Goal - Figure out how many lines of the material below contain the word "settlement". Answer with the number only.

------ Records ------

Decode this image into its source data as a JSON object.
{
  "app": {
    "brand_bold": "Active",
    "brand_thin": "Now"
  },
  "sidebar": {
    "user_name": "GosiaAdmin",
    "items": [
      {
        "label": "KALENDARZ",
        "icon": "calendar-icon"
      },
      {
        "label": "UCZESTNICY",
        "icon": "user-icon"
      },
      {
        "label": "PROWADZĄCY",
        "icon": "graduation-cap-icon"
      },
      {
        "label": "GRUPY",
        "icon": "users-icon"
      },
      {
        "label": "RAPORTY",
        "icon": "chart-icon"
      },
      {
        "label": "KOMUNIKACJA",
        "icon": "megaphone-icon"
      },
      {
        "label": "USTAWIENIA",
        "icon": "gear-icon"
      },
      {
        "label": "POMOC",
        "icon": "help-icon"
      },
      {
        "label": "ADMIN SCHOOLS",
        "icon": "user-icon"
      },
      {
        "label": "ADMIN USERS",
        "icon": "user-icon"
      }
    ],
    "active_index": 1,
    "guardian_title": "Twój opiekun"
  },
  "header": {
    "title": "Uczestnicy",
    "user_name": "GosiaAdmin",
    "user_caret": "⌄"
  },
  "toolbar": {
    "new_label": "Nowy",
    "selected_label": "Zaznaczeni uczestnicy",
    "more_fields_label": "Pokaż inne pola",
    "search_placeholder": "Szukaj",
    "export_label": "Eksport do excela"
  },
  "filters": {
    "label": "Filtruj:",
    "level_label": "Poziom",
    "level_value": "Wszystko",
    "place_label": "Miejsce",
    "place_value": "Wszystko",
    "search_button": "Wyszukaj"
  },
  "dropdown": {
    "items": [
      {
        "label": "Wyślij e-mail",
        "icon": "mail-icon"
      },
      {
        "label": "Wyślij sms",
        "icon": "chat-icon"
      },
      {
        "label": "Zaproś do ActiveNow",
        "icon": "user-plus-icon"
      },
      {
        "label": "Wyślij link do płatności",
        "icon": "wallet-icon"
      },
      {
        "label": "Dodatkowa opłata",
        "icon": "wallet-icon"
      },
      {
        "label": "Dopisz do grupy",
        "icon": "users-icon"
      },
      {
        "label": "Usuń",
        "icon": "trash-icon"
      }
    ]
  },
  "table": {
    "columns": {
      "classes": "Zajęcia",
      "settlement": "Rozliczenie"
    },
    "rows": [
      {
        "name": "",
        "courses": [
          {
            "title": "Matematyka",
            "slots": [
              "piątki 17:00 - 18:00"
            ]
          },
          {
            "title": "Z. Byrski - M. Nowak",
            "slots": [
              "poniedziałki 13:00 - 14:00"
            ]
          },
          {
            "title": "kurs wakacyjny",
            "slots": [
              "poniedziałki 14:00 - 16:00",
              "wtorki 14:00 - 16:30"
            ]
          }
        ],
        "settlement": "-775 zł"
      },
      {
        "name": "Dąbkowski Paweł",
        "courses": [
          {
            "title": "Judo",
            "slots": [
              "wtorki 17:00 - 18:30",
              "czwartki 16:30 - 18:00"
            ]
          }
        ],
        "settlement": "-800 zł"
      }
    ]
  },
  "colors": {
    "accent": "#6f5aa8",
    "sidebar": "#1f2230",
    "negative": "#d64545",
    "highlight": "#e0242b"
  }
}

------

Worked solution - 3